EXERCISE PROMPT:
Find the lines with the string "Radio" and return them.

DATA PROVIDED:
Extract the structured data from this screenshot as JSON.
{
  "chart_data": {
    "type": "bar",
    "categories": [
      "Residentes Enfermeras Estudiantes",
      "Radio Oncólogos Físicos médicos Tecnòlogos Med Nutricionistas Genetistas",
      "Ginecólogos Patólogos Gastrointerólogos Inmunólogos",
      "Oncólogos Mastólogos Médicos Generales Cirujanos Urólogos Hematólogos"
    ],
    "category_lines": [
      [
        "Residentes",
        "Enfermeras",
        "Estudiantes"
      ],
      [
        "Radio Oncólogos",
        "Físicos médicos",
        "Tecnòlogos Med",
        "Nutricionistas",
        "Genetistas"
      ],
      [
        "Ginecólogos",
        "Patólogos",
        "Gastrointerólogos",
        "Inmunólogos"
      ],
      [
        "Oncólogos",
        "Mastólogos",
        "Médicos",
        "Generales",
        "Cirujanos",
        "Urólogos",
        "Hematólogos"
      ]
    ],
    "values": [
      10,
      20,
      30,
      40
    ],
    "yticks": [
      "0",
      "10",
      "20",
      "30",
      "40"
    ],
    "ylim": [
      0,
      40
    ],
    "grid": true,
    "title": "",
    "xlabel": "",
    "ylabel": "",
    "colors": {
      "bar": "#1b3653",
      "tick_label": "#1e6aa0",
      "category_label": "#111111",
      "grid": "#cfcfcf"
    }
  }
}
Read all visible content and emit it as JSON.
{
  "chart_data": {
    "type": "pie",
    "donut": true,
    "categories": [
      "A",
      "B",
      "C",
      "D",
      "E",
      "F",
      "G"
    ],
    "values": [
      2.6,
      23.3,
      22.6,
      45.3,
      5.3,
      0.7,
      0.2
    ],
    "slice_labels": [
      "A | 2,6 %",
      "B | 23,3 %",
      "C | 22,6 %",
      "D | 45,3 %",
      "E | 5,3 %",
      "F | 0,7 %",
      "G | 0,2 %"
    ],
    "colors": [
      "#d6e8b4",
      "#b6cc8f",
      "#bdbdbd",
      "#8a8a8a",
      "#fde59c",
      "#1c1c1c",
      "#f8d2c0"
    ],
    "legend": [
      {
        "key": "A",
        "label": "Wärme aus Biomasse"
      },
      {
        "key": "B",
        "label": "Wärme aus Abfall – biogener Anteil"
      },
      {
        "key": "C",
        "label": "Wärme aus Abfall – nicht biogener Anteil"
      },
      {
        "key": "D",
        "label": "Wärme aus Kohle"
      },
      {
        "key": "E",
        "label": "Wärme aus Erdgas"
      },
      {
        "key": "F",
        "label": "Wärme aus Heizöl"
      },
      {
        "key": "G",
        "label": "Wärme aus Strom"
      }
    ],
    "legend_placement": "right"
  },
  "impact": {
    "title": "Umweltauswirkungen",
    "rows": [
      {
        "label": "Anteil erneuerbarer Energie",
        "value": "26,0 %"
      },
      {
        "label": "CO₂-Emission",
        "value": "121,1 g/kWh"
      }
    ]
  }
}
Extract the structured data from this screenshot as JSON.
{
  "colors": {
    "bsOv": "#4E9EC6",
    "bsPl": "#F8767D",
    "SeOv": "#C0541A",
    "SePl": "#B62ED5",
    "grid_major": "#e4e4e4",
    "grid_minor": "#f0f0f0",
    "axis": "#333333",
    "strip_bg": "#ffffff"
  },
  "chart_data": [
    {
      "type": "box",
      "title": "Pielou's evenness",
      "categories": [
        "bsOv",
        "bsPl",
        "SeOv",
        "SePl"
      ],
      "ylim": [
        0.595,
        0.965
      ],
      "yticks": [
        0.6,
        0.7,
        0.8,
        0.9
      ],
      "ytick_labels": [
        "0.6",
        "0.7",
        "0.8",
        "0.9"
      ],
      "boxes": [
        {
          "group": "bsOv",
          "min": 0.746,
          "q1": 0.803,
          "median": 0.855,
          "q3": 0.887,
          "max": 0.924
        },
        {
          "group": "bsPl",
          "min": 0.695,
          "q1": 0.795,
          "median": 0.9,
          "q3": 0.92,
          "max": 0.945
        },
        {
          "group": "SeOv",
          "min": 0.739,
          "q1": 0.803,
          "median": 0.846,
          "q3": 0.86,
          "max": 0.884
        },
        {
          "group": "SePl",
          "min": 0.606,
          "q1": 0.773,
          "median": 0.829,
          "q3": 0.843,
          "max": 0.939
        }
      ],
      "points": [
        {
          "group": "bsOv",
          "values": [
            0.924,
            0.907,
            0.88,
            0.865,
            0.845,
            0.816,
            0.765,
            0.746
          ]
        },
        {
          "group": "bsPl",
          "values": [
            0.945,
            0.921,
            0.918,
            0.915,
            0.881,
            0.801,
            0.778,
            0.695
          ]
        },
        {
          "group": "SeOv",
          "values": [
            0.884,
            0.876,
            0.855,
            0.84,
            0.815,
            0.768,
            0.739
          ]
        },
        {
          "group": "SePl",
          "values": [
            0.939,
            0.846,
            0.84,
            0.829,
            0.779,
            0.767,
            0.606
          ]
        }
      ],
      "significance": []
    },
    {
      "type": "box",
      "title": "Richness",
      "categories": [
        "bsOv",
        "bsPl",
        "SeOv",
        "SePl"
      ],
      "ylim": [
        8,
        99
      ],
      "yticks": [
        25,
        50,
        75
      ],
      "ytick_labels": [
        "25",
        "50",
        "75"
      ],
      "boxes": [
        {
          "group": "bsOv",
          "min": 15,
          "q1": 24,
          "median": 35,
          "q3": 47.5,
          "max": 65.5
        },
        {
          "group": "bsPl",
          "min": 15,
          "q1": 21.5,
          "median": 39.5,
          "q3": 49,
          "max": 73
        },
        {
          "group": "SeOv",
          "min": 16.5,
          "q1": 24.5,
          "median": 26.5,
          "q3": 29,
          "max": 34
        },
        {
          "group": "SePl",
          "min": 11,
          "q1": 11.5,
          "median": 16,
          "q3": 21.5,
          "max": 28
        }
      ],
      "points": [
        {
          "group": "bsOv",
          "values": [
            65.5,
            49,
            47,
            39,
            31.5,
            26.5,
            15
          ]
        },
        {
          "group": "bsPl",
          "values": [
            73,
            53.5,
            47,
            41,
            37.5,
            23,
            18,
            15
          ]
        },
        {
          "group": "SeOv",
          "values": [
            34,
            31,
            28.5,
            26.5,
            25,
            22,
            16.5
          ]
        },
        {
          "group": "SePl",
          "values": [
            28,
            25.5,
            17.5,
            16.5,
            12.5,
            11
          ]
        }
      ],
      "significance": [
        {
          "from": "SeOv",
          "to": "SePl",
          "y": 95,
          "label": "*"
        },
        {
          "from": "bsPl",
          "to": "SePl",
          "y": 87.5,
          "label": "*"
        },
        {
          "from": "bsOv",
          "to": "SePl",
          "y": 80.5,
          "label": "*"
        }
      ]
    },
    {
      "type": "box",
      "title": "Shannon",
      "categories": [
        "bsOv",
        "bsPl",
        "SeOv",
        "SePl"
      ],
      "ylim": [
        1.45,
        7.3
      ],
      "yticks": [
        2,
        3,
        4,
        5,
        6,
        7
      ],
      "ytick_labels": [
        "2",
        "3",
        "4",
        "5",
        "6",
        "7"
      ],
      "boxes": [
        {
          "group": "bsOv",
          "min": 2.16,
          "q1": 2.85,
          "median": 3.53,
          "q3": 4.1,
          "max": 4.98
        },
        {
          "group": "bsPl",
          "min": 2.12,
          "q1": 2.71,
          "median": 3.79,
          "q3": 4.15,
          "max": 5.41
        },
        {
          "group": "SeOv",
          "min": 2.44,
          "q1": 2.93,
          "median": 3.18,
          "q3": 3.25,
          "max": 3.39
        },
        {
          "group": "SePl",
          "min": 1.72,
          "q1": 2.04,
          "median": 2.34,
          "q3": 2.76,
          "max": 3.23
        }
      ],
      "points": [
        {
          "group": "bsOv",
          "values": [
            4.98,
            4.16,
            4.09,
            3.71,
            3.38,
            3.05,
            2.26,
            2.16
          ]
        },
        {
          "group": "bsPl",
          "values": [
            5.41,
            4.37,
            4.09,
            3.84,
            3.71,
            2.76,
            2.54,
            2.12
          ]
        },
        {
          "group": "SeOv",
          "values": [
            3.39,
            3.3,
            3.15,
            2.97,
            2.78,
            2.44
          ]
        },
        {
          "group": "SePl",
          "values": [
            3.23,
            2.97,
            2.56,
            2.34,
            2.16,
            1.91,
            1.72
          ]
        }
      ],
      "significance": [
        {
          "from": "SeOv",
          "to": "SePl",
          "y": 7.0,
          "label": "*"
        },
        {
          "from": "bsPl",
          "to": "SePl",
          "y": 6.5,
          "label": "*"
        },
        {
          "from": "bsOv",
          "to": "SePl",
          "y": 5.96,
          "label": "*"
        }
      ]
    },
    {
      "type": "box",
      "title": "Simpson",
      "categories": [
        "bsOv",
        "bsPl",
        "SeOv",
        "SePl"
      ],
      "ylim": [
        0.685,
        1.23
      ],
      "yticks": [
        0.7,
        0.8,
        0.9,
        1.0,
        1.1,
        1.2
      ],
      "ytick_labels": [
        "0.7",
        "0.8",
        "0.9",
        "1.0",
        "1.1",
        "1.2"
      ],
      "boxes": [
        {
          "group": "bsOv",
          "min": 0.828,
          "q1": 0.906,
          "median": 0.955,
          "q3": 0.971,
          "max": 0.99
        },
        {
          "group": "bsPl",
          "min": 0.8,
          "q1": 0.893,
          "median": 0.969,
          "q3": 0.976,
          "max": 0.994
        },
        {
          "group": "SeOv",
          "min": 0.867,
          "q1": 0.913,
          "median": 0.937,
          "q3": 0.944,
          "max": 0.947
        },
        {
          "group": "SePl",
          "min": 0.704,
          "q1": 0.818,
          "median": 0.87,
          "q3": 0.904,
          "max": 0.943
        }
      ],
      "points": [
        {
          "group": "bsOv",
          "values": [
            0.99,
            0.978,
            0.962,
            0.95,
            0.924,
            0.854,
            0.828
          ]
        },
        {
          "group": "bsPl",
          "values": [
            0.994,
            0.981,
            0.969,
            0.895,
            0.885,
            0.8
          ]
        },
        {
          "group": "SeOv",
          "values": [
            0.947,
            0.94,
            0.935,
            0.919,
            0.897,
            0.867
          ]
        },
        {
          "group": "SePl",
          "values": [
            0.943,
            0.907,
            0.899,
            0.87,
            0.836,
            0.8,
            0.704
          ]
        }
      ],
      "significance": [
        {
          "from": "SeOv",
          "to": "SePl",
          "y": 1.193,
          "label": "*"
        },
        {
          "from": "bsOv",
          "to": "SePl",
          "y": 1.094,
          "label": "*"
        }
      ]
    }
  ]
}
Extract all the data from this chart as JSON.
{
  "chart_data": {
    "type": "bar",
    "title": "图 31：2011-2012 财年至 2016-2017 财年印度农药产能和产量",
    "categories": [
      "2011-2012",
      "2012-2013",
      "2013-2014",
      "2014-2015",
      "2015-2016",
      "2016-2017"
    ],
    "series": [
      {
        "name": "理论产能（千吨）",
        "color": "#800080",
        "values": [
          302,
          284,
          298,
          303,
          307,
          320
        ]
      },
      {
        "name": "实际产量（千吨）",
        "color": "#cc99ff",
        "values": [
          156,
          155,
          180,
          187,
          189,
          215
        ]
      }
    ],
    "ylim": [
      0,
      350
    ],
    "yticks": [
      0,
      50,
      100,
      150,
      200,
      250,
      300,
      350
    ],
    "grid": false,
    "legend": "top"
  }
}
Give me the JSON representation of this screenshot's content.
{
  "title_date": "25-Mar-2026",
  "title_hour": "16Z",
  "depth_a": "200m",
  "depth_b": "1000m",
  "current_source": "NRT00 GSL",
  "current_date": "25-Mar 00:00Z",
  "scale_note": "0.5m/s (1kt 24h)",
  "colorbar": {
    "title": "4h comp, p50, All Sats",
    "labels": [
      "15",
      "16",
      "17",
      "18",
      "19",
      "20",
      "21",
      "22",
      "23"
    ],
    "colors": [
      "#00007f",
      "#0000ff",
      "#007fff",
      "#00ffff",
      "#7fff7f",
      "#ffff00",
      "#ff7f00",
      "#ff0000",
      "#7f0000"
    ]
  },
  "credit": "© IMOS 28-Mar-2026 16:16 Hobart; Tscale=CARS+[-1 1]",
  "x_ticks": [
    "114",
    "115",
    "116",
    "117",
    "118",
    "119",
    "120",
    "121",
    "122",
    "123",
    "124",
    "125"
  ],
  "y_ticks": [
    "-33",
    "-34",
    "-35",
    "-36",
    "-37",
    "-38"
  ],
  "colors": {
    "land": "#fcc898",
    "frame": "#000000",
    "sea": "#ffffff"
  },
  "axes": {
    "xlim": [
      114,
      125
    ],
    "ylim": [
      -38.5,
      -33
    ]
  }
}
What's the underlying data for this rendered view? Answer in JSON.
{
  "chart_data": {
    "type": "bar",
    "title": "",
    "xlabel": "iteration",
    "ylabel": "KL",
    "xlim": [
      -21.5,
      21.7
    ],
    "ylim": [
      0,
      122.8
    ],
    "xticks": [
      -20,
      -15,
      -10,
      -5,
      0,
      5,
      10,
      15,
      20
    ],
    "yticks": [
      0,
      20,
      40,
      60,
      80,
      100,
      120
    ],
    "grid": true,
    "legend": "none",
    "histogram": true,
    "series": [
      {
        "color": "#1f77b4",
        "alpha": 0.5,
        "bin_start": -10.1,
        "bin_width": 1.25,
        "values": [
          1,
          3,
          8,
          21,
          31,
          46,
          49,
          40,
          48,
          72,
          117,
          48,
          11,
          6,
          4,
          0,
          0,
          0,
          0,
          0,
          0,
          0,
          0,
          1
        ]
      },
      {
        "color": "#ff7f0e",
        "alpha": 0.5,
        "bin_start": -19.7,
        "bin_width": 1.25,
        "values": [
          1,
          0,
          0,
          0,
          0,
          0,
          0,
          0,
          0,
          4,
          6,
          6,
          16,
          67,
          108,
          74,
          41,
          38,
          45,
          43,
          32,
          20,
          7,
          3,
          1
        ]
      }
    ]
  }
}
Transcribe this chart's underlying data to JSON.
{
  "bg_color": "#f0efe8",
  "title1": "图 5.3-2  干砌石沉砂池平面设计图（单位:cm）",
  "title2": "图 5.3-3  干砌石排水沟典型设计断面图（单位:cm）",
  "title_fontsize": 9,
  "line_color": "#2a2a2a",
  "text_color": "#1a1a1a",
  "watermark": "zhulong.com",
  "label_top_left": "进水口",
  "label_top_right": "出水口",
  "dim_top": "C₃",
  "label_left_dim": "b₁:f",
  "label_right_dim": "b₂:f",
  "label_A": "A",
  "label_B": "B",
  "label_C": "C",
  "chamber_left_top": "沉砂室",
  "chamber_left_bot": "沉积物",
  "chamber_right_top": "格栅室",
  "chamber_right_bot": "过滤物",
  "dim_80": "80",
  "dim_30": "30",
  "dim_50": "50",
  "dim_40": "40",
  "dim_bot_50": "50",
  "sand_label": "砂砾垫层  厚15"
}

RESPONSE BELOW:
      "Radio Oncólogos Físicos médicos Tecnòlogos Med Nutricionistas Genetistas",
        "Radio Oncólogos",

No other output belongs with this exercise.